*Exercise*
Below are records; count the lines that contain "title" and give only the total.

Figure record listings:
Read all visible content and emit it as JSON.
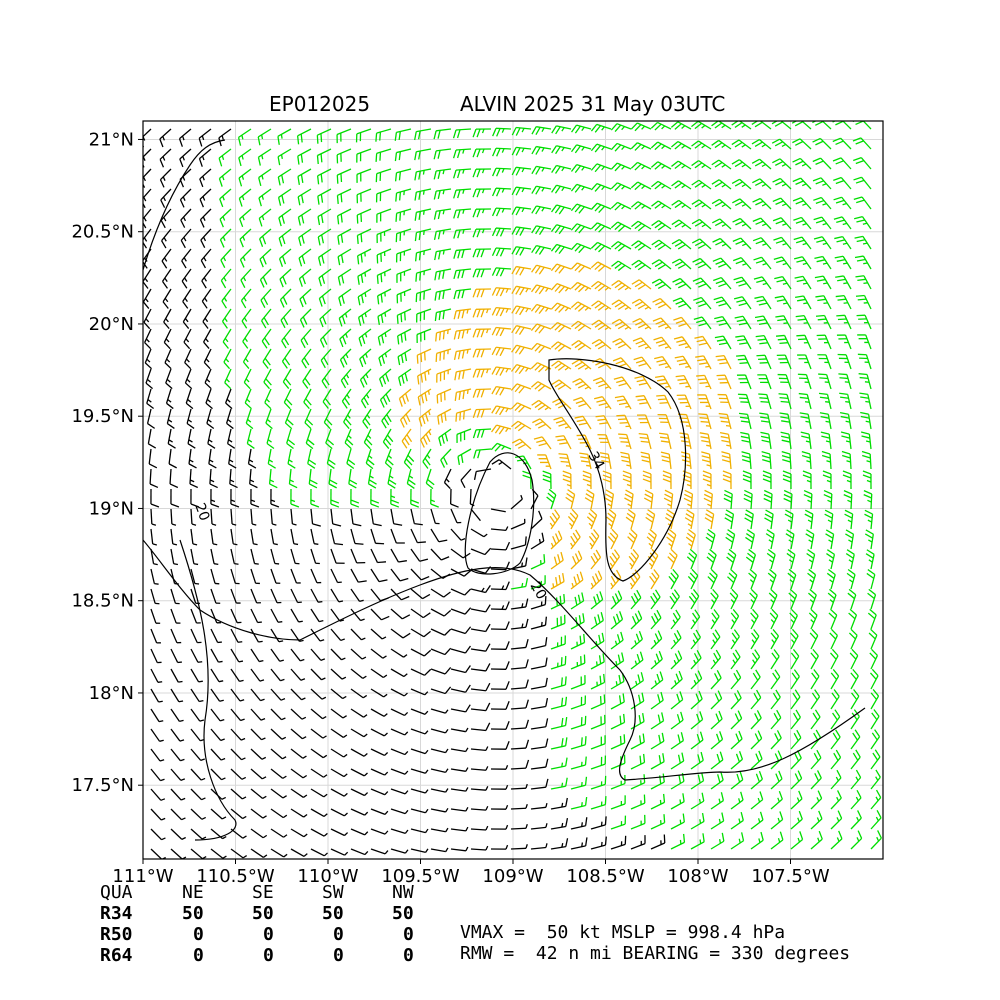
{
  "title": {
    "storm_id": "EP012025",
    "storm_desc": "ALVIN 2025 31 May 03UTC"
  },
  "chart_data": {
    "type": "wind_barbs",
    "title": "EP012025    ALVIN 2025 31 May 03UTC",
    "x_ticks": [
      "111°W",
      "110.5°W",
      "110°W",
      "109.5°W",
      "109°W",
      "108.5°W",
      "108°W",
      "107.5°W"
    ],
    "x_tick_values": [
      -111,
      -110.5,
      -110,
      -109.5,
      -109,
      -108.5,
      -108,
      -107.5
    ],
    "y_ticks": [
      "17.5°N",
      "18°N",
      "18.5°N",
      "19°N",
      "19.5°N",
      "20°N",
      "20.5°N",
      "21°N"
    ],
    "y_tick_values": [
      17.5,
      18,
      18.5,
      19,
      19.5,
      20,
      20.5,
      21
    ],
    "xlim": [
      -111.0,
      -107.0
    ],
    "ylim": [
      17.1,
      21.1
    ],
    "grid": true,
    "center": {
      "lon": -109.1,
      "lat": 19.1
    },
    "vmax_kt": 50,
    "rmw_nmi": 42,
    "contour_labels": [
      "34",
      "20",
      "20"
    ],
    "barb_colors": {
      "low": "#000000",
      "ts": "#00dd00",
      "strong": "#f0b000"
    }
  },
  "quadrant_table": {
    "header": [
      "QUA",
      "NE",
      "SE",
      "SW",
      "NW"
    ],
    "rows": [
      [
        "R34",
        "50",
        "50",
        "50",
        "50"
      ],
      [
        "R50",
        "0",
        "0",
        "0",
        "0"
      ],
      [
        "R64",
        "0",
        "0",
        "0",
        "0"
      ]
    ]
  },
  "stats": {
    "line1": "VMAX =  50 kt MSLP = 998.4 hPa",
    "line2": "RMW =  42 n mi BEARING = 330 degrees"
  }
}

*Task result*
2